### Problem requirements
Repeat the commentary on sperm donation verbatim, from "People have kids" to "children’s best interests.".

START Supplied passage

Some of the people quoted in this article are concerned that new FDA guidelines will discourage homosexual men from donating sperm for purposes of artificial insemination. Putting aside concerns about AIDS transmission, which do not seem to me to be as far-fetched as the gay-sperm-donation advocates suggest, a bigger issue is being skirted here: given the possibility that homosexuality has an inherited component, why would a couple, even a homosexual couple, want to increase the odds of having homosexual kids by using gay-donated sperm?
Sure, if you have a homosexual child you shouldn’t value him less than you would any other child of yours. But homosexuality is a handicap and may remain one as long as it is infrequent in the population. Prospective sperm recipients might think: Why take the risk? I wouldn’t blame them.
The article seems to focus on sperm banks that are run for the benefit of homosexual couples, but I think the same considerations apply to such couples as to anyone else. Do they want to increase the risk of having handicapped kids? Perhaps, since the magnitude of the risk is unknown, they are reasonably unconcerned. Or maybe they think it’s fine if their kids turn out gay, or indeed prefer them to. In that case they are following the pattern of other parents, notably some deaf ones, who want their children to share the handicap that defines their particular subculture. If that’s the case I think it’s unfortunate, because some of the kids might not share their parents’ political and cultural preferences. That’s not such a big deal if your parents want you to be a doctor and you want to be an artist, or if you want to marry outside of your ethnic or religious group. You can still do those things even if they displease your parents. But if you are gay or deaf because your parents wanted you to be, and you don’t share their differently-abled enthusiasm, you’re stuck.
People have kids for all kinds of reasons. Some conventional couples conceive children knowing that their offspring will face above-normal risks of severe health problems, so these issues aren’t unique to gays or deaf people. But to seek donor sperm that may increase the risk your kids will have a particular handicap, when other donor sperm is available, strikes me as being not in the children’s best interests.

END Supplied passage
START Extracted entries

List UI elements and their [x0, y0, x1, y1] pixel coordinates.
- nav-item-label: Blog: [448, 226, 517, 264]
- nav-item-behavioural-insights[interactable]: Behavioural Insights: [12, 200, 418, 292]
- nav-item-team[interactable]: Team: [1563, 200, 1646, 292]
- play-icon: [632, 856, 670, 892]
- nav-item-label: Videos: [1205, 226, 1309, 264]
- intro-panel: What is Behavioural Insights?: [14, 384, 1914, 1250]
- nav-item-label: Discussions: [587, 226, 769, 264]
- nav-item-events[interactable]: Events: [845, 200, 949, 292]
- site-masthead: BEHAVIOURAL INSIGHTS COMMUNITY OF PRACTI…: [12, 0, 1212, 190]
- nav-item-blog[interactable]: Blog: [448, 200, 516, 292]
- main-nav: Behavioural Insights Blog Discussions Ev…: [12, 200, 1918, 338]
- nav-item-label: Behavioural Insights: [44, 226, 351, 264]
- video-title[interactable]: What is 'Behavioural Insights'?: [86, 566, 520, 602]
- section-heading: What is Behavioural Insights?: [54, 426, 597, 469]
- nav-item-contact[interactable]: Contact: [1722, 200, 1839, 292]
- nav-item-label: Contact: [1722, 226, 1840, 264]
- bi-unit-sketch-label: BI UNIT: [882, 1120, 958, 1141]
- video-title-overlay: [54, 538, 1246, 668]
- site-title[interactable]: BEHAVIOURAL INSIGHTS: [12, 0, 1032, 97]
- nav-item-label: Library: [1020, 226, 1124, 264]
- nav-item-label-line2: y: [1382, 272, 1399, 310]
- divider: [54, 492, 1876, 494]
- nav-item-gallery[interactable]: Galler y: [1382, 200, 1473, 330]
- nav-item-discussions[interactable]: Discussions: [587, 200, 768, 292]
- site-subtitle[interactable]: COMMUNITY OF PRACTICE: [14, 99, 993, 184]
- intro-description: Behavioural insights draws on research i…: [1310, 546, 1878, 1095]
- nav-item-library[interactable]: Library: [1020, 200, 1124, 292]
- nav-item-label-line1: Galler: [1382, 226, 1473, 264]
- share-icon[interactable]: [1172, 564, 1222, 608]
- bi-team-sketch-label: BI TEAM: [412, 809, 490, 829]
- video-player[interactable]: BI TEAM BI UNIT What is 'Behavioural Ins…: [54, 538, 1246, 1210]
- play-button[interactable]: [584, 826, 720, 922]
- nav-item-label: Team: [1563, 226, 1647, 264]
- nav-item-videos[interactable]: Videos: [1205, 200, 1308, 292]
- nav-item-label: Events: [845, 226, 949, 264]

END Extracted entries

### Your solution
People have kids for all kinds of reasons. Some conventional couples conceive children knowing that their offspring will face above-normal risks of severe health problems, so these issues aren’t unique to gays or deaf people. But to seek donor sperm that may increase the risk your kids will have a particular handicap, when other donor sperm is available, strikes me as being not in the children’s best interests.